[Saved entries]
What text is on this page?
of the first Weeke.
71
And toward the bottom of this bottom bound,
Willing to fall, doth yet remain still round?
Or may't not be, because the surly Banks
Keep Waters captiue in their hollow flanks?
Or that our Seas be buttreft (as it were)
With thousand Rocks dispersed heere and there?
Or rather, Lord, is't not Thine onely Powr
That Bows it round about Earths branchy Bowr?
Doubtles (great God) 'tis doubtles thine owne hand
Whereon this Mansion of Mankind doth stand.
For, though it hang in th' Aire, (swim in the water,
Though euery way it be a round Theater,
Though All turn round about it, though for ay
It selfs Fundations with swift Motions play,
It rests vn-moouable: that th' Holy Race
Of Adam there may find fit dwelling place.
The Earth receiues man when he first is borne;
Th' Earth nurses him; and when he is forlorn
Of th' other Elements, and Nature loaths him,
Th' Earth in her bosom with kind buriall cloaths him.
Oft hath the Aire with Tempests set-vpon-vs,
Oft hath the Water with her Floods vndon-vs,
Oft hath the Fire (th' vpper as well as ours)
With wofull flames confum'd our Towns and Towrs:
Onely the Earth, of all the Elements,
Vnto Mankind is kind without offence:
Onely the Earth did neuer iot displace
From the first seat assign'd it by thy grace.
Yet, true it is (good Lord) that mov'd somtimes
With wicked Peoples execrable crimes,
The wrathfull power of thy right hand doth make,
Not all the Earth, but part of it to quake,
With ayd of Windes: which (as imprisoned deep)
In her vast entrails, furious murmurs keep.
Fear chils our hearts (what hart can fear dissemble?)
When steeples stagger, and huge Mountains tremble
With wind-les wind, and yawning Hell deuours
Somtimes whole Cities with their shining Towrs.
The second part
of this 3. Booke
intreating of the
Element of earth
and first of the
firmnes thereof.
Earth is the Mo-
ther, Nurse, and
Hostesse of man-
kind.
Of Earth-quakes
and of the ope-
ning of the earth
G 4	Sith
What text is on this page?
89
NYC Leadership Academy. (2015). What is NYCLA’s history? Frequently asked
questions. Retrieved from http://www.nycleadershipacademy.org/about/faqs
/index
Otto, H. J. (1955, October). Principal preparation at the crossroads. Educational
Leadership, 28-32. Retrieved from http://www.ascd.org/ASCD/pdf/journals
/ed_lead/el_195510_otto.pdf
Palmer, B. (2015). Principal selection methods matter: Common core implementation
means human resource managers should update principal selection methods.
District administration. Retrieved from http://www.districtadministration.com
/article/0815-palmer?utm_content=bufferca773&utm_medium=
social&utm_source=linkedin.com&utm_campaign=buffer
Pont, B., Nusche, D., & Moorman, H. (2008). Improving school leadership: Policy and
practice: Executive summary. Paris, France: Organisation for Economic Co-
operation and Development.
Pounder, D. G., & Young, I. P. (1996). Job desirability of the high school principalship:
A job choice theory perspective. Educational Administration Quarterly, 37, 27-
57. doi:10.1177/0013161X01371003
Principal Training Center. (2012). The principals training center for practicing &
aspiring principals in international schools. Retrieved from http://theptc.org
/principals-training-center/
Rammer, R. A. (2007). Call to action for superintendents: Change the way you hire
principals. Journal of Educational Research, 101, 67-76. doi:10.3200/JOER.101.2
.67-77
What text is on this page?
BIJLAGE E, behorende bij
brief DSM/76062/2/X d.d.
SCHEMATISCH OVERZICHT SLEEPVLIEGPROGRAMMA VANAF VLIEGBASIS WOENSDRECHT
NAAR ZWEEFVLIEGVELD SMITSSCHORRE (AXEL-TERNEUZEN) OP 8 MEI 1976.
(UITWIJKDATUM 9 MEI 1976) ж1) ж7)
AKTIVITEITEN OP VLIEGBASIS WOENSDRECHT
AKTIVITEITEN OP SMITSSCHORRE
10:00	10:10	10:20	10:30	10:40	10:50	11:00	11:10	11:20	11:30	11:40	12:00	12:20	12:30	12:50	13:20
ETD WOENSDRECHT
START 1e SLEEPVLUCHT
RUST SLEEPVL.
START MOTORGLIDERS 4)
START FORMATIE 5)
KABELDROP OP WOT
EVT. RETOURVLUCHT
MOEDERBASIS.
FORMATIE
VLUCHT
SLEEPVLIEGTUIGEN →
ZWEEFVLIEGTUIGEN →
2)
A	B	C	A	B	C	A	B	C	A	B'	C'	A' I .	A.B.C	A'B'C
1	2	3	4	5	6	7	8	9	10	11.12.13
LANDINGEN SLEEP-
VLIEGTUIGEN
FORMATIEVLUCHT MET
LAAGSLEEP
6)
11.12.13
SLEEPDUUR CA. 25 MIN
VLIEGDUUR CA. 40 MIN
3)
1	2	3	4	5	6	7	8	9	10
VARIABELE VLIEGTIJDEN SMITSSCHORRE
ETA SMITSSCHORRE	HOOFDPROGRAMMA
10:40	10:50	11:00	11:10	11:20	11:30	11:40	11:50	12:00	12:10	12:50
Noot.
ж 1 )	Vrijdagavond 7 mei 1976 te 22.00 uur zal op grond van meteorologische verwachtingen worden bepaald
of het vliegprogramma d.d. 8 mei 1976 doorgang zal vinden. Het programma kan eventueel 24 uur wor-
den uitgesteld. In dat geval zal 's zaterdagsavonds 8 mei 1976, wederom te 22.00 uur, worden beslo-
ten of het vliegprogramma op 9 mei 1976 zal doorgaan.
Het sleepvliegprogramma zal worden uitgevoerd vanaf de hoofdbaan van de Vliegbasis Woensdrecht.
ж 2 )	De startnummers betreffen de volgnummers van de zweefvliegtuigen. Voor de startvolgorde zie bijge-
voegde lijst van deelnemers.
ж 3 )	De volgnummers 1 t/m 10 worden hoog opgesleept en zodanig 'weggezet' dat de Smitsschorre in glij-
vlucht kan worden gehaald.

> [Task instructions]: Locate all lines that include the word "their" and copy them out.

> [Written answer]:
Keep Waters captiue in their hollow flanks?
Somtimes whole Cities with their shining Towrs.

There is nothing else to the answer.